Material shown
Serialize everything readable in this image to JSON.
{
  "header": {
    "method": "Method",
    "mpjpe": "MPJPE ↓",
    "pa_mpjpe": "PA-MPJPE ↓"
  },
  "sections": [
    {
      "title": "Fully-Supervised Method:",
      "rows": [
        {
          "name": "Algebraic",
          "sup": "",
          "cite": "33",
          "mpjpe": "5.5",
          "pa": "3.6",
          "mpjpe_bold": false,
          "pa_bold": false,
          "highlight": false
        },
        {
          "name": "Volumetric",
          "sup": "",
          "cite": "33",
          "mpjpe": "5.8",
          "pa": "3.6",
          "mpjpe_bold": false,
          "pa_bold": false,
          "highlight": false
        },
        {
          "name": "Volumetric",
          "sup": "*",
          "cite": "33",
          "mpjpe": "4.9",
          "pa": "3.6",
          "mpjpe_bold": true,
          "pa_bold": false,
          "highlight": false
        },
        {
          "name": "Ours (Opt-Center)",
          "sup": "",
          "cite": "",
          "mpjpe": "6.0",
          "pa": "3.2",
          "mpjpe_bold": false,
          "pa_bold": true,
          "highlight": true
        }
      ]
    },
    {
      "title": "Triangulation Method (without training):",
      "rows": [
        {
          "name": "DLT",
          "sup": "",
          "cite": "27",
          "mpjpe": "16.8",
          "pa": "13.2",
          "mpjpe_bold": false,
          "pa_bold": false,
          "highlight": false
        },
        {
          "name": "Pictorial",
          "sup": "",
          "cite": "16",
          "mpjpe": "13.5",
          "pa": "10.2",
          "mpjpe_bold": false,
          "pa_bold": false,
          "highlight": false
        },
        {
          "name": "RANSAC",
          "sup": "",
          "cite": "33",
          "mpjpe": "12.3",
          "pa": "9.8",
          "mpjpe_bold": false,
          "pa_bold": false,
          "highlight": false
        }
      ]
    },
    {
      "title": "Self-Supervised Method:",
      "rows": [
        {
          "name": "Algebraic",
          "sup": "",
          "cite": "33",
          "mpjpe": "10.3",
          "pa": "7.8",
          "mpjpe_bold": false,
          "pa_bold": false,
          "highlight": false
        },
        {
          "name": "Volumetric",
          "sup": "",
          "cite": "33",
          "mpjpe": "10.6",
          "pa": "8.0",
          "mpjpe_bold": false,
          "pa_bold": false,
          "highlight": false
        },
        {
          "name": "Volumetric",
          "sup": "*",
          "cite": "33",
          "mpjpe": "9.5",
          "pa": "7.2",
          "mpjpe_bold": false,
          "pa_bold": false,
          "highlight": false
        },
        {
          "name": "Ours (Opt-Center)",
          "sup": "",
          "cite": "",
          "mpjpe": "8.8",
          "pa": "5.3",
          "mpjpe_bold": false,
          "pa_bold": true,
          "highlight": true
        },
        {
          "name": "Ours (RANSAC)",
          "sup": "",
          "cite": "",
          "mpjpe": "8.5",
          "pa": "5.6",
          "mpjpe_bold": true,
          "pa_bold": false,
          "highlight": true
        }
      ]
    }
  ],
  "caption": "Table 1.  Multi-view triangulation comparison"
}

Exercise aim
Your task is to reproduce all of the records exactly.

Task answer
Serialize everything readable in this image to JSON.
{
  "header": {
    "method": "Method",
    "mpjpe": "MPJPE ↓",
    "pa_mpjpe": "PA-MPJPE ↓"
  },
  "sections": [
    {
      "title": "Fully-Supervised Method:",
      "rows": [
        {
          "name": "Algebraic",
          "sup": "",
          "cite": "33",
          "mpjpe": "5.5",
          "pa": "3.6",
          "mpjpe_bold": false,
          "pa_bold": false,
          "highlight": false
        },
        {
          "name": "Volumetric",
          "sup": "",
          "cite": "33",
          "mpjpe": "5.8",
          "pa": "3.6",
          "mpjpe_bold": false,
          "pa_bold": false,
          "highlight": false
        },
        {
          "name": "Volumetric",
          "sup": "*",
          "cite": "33",
          "mpjpe": "4.9",
          "pa": "3.6",
          "mpjpe_bold": true,
          "pa_bold": false,
          "highlight": false
        },
        {
          "name": "Ours (Opt-Center)",
          "sup": "",
          "cite": "",
          "mpjpe": "6.0",
          "pa": "3.2",
          "mpjpe_bold": false,
          "pa_bold": true,
          "highlight": true
        }
      ]
    },
    {
      "title": "Triangulation Method (without training):",
      "rows": [
        {
          "name": "DLT",
          "sup": "",
          "cite": "27",
          "mpjpe": "16.8",
          "pa": "13.2",
          "mpjpe_bold": false,
          "pa_bold": false,
          "highlight": false
        },
        {
          "name": "Pictorial",
          "sup": "",
          "cite": "16",
          "mpjpe": "13.5",
          "pa": "10.2",
          "mpjpe_bold": false,
          "pa_bold": false,
          "highlight": false
        },
        {
          "name": "RANSAC",
          "sup": "",
          "cite": "33",
          "mpjpe": "12.3",
          "pa": "9.8",
          "mpjpe_bold": false,
          "pa_bold": false,
          "highlight": false
        }
      ]
    },
    {
      "title": "Self-Supervised Method:",
      "rows": [
        {
          "name": "Algebraic",
          "sup": "",
          "cite": "33",
          "mpjpe": "10.3",
          "pa": "7.8",
          "mpjpe_bold": false,
          "pa_bold": false,
          "highlight": false
        },
        {
          "name": "Volumetric",
          "sup": "",
          "cite": "33",
          "mpjpe": "10.6",
          "pa": "8.0",
          "mpjpe_bold": false,
          "pa_bold": false,
          "highlight": false
        },
        {
          "name": "Volumetric",
          "sup": "*",
          "cite": "33",
          "mpjpe": "9.5",
          "pa": "7.2",
          "mpjpe_bold": false,
          "pa_bold": false,
          "highlight": false
        },
        {
          "name": "Ours (Opt-Center)",
          "sup": "",
          "cite": "",
          "mpjpe": "8.8",
          "pa": "5.3",
          "mpjpe_bold": false,
          "pa_bold": true,
          "highlight": true
        },
        {
          "name": "Ours (RANSAC)",
          "sup": "",
          "cite": "",
          "mpjpe": "8.5",
          "pa": "5.6",
          "mpjpe_bold": true,
          "pa_bold": false,
          "highlight": true
        }
      ]
    }
  ],
  "caption": "Table 1.  Multi-view triangulation comparison"
}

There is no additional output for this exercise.